#### [DATA SHOWN]

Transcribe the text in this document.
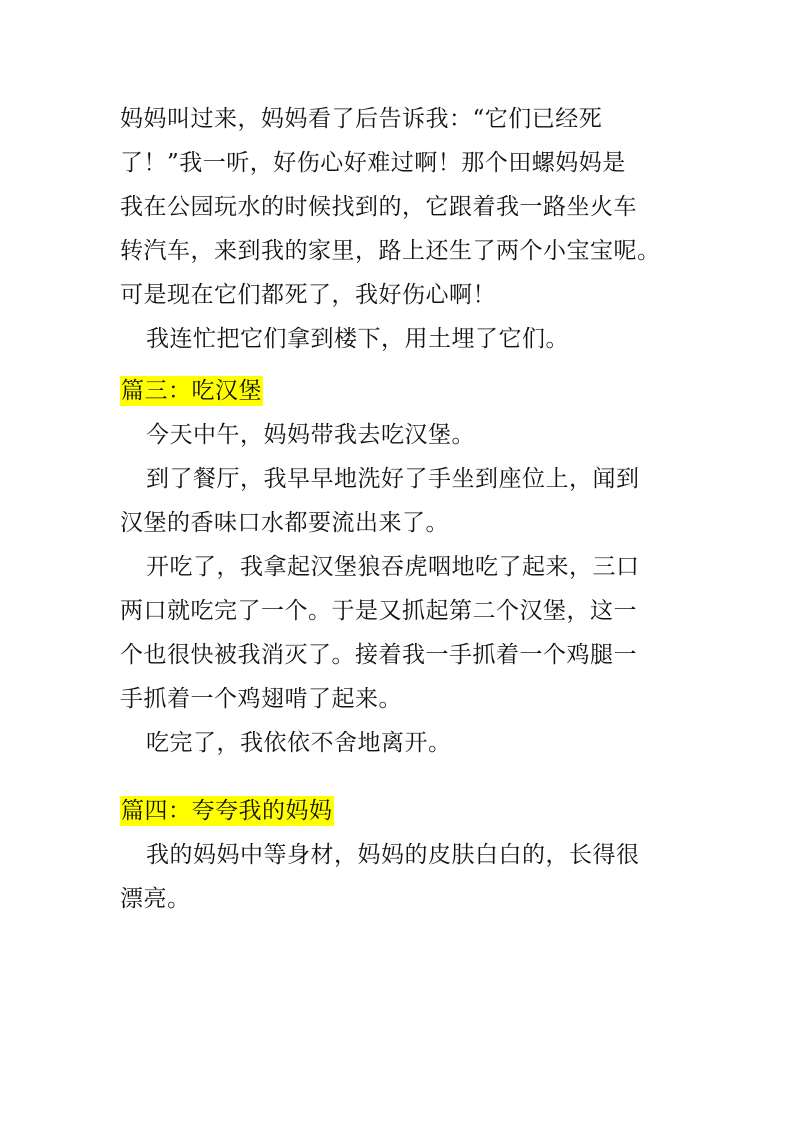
妈妈叫过来，妈妈看了后告诉我：“它们已经死
了！”我一听，好伤心好难过啊！那个田螺妈妈是
我在公园玩水的时候找到的，它跟着我一路坐火车
转汽车，来到我的家里，路上还生了两个小宝宝呢。
可是现在它们都死了，我好伤心啊！
我连忙把它们拿到楼下，用土埋了它们。
篇三：吃汉堡
今天中午，妈妈带我去吃汉堡。
到了餐厅，我早早地洗好了手坐到座位上，闻到
汉堡的香味口水都要流出来了。
开吃了，我拿起汉堡狼吞虎咽地吃了起来，三口
两口就吃完了一个。于是又抓起第二个汉堡，这一
个也很快被我消灭了。接着我一手抓着一个鸡腿一
手抓着一个鸡翅啃了起来。
吃完了，我依依不舍地离开。
篇四：夸夸我的妈妈
我的妈妈中等身材，妈妈的皮肤白白的，长得很
漂亮。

#### [SHORT PROBLEM]
Retype the whole listing exactly and leave the pictures out.

#### [PROBLEM SOLUTION]
Transcribe the text in this document.
妈妈叫过来，妈妈看了后告诉我：“它们已经死
了！”我一听，好伤心好难过啊！那个田螺妈妈是
我在公园玩水的时候找到的，它跟着我一路坐火车
转汽车，来到我的家里，路上还生了两个小宝宝呢。
可是现在它们都死了，我好伤心啊！
我连忙把它们拿到楼下，用土埋了它们。
篇三：吃汉堡
今天中午，妈妈带我去吃汉堡。
到了餐厅，我早早地洗好了手坐到座位上，闻到
汉堡的香味口水都要流出来了。
开吃了，我拿起汉堡狼吞虎咽地吃了起来，三口
两口就吃完了一个。于是又抓起第二个汉堡，这一
个也很快被我消灭了。接着我一手抓着一个鸡腿一
手抓着一个鸡翅啃了起来。
吃完了，我依依不舍地离开。
篇四：夸夸我的妈妈
我的妈妈中等身材，妈妈的皮肤白白的，长得很
漂亮。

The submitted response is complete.